### THE DATA:
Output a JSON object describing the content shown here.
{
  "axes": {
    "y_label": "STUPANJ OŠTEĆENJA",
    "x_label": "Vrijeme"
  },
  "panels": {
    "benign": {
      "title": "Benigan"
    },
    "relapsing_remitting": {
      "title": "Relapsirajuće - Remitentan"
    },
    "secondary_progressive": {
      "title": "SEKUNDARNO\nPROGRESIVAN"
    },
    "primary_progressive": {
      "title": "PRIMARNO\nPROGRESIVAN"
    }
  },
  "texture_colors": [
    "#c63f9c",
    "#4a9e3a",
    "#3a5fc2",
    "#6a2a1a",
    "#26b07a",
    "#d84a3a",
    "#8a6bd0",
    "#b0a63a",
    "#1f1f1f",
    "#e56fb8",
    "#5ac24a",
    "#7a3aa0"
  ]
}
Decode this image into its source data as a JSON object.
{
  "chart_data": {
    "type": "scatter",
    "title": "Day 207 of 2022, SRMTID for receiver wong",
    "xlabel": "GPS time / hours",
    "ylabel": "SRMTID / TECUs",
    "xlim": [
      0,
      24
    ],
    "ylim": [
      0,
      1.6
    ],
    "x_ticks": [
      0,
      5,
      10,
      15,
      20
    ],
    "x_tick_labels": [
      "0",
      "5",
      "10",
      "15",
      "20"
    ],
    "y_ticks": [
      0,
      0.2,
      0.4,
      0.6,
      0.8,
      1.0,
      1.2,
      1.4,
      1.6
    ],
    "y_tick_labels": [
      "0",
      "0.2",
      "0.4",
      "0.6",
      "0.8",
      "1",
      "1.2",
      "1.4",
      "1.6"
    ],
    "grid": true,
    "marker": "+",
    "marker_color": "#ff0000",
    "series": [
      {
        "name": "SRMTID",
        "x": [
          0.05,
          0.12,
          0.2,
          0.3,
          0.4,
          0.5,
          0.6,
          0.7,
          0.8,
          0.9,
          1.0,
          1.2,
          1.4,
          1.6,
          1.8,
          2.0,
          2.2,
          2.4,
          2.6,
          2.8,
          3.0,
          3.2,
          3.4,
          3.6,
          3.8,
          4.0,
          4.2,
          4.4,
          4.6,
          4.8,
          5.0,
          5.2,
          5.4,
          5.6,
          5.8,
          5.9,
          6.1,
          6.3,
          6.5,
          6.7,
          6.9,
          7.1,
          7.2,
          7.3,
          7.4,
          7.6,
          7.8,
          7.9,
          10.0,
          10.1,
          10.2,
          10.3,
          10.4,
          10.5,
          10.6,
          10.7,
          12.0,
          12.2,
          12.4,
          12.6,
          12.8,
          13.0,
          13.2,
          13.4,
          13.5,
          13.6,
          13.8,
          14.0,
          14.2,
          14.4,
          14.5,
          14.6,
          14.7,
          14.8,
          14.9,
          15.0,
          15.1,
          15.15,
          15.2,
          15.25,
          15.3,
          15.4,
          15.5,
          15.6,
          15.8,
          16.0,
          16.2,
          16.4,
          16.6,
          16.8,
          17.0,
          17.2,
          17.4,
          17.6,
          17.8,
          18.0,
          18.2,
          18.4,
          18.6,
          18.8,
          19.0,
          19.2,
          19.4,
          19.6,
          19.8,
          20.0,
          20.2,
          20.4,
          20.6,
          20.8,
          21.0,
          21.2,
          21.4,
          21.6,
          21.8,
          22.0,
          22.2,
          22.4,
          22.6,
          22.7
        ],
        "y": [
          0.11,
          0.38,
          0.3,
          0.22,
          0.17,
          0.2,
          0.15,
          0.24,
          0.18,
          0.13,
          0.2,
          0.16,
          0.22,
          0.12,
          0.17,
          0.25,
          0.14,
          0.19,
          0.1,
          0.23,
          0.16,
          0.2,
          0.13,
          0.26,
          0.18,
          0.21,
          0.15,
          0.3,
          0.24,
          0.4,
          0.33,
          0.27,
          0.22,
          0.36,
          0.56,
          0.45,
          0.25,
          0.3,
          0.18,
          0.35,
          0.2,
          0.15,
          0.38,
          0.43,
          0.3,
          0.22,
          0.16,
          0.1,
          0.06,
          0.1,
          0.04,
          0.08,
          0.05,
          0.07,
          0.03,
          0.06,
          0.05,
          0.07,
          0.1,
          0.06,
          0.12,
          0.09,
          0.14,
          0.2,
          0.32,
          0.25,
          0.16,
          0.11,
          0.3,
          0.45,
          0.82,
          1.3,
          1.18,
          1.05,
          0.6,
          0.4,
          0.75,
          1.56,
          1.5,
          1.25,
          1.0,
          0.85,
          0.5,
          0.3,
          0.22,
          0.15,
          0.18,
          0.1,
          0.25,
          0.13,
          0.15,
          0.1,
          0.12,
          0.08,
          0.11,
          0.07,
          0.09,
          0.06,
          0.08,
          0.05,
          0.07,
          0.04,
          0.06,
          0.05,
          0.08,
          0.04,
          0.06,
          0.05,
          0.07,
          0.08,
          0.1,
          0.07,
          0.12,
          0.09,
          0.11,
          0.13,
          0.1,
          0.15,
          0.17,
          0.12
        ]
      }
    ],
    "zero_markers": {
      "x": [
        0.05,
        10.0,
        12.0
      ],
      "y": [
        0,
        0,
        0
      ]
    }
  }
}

### WRITTEN REQUEST:
Every record above should be output exactly.

### SOLUTION:
Output a JSON object describing the content shown here.
{
  "axes": {
    "y_label": "STUPANJ OŠTEĆENJA",
    "x_label": "Vrijeme"
  },
  "panels": {
    "benign": {
      "title": "Benigan"
    },
    "relapsing_remitting": {
      "title": "Relapsirajuće - Remitentan"
    },
    "secondary_progressive": {
      "title": "SEKUNDARNO\nPROGRESIVAN"
    },
    "primary_progressive": {
      "title": "PRIMARNO\nPROGRESIVAN"
    }
  },
  "texture_colors": [
    "#c63f9c",
    "#4a9e3a",
    "#3a5fc2",
    "#6a2a1a",
    "#26b07a",
    "#d84a3a",
    "#8a6bd0",
    "#b0a63a",
    "#1f1f1f",
    "#e56fb8",
    "#5ac24a",
    "#7a3aa0"
  ]
}
Decode this image into its source data as a JSON object.
{
  "chart_data": {
    "type": "scatter",
    "title": "Day 207 of 2022, SRMTID for receiver wong",
    "xlabel": "GPS time / hours",
    "ylabel": "SRMTID / TECUs",
    "xlim": [
      0,
      24
    ],
    "ylim": [
      0,
      1.6
    ],
    "x_ticks": [
      0,
      5,
      10,
      15,
      20
    ],
    "x_tick_labels": [
      "0",
      "5",
      "10",
      "15",
      "20"
    ],
    "y_ticks": [
      0,
      0.2,
      0.4,
      0.6,
      0.8,
      1.0,
      1.2,
      1.4,
      1.6
    ],
    "y_tick_labels": [
      "0",
      "0.2",
      "0.4",
      "0.6",
      "0.8",
      "1",
      "1.2",
      "1.4",
      "1.6"
    ],
    "grid": true,
    "marker": "+",
    "marker_color": "#ff0000",
    "series": [
      {
        "name": "SRMTID",
        "x": [
          0.05,
          0.12,
          0.2,
          0.3,
          0.4,
          0.5,
          0.6,
          0.7,
          0.8,
          0.9,
          1.0,
          1.2,
          1.4,
          1.6,
          1.8,
          2.0,
          2.2,
          2.4,
          2.6,
          2.8,
          3.0,
          3.2,
          3.4,
          3.6,
          3.8,
          4.0,
          4.2,
          4.4,
          4.6,
          4.8,
          5.0,
          5.2,
          5.4,
          5.6,
          5.8,
          5.9,
          6.1,
          6.3,
          6.5,
          6.7,
          6.9,
          7.1,
          7.2,
          7.3,
          7.4,
          7.6,
          7.8,
          7.9,
          10.0,
          10.1,
          10.2,
          10.3,
          10.4,
          10.5,
          10.6,
          10.7,
          12.0,
          12.2,
          12.4,
          12.6,
          12.8,
          13.0,
          13.2,
          13.4,
          13.5,
          13.6,
          13.8,
          14.0,
          14.2,
          14.4,
          14.5,
          14.6,
          14.7,
          14.8,
          14.9,
          15.0,
          15.1,
          15.15,
          15.2,
          15.25,
          15.3,
          15.4,
          15.5,
          15.6,
          15.8,
          16.0,
          16.2,
          16.4,
          16.6,
          16.8,
          17.0,
          17.2,
          17.4,
          17.6,
          17.8,
          18.0,
          18.2,
          18.4,
          18.6,
          18.8,
          19.0,
          19.2,
          19.4,
          19.6,
          19.8,
          20.0,
          20.2,
          20.4,
          20.6,
          20.8,
          21.0,
          21.2,
          21.4,
          21.6,
          21.8,
          22.0,
          22.2,
          22.4,
          22.6,
          22.7
        ],
        "y": [
          0.11,
          0.38,
          0.3,
          0.22,
          0.17,
          0.2,
          0.15,
          0.24,
          0.18,
          0.13,
          0.2,
          0.16,
          0.22,
          0.12,
          0.17,
          0.25,
          0.14,
          0.19,
          0.1,
          0.23,
          0.16,
          0.2,
          0.13,
          0.26,
          0.18,
          0.21,
          0.15,
          0.3,
          0.24,
          0.4,
          0.33,
          0.27,
          0.22,
          0.36,
          0.56,
          0.45,
          0.25,
          0.3,
          0.18,
          0.35,
          0.2,
          0.15,
          0.38,
          0.43,
          0.3,
          0.22,
          0.16,
          0.1,
          0.06,
          0.1,
          0.04,
          0.08,
          0.05,
          0.07,
          0.03,
          0.06,
          0.05,
          0.07,
          0.1,
          0.06,
          0.12,
          0.09,
          0.14,
          0.2,
          0.32,
          0.25,
          0.16,
          0.11,
          0.3,
          0.45,
          0.82,
          1.3,
          1.18,
          1.05,
          0.6,
          0.4,
          0.75,
          1.56,
          1.5,
          1.25,
          1.0,
          0.85,
          0.5,
          0.3,
          0.22,
          0.15,
          0.18,
          0.1,
          0.25,
          0.13,
          0.15,
          0.1,
          0.12,
          0.08,
          0.11,
          0.07,
          0.09,
          0.06,
          0.08,
          0.05,
          0.07,
          0.04,
          0.06,
          0.05,
          0.08,
          0.04,
          0.06,
          0.05,
          0.07,
          0.08,
          0.1,
          0.07,
          0.12,
          0.09,
          0.11,
          0.13,
          0.1,
          0.15,
          0.17,
          0.12
        ]
      }
    ],
    "zero_markers": {
      "x": [
        0.05,
        10.0,
        12.0
      ],
      "y": [
        0,
        0,
        0
      ]
    }
  }
}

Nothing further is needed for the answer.